- _WHAT TO WORK ON_
Write the next part of the text on industrial property management outsourcing, starting after its final sentence.

Faced with obstacles like environmental regulations, operational and maintenance costs, high-energy usage, and immense tax bills, industrial real estate owners are realizing the value a dedicated management team can provide and increasingly outsourcing property management services.

Jones Lang LaSalle alone has grown it’s industrial property management business to 160 million square feet to date in 2011-up from 134 million square feet in 2010. The firm was recently awarded a 15.4 million square foot portfolio, and anticipates adding 15 to 20 million square feet of space by the end of 2011.

Investors are outsourcing an increasing number of property management services for industrial properties because of the complexities involved with managing these real estate assets, said Brenda Crisp, Senior Vice President and one of the firm’s industrial property management leads.

“Industrial properties are unique, requiring specialized services beyond traditional management offerings,” she said.

- _SUPPLIED INFORMATION_
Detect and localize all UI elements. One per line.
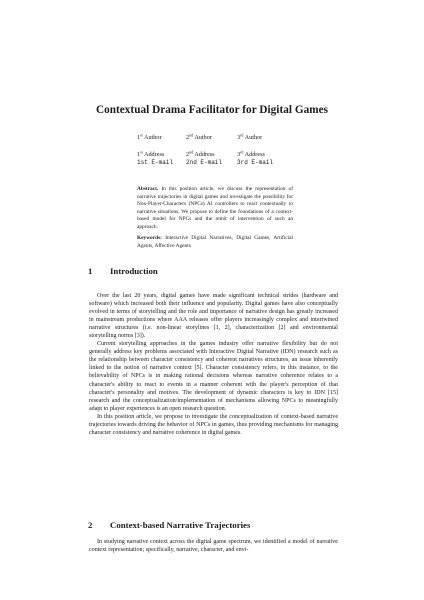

- _THE RESULT_
Common services industrial owners need include:

· Risk mitigation services that help owners adhere to constantly changing environmental regulations so fines and reputational damage are avoided; as well as to ensure tenants are utilizing properties appropriately and not causing expensive damage

· “Boots-on-the-ground” engineering, operations and maintenance services that entail regular inspections, equipment testing and vacant space monitoring (among other things)-thereby combating the depletion of resources on equipment and facilities

· Energy and sustainability services that dramatically reduce energy and consumption costs, as well as sustain rental and asset value. In 2010, Energy and Sustainability experts documented $128 million in energy savings across all business lines, reduced 563,000 tons of greenhouse gas emissions, and saved 912,000,000 kWh.

· Tax management services-like reviewing tax bills for accuracy, ensuring appeals are filed for open tax years, and reviewing assessors’ appraisal records for approximate valuations-to significantly lower costs. In fact, real estate owners and investors could save between 10 and 12 percent in tax costs the first year after electing to manage their taxes more carefully.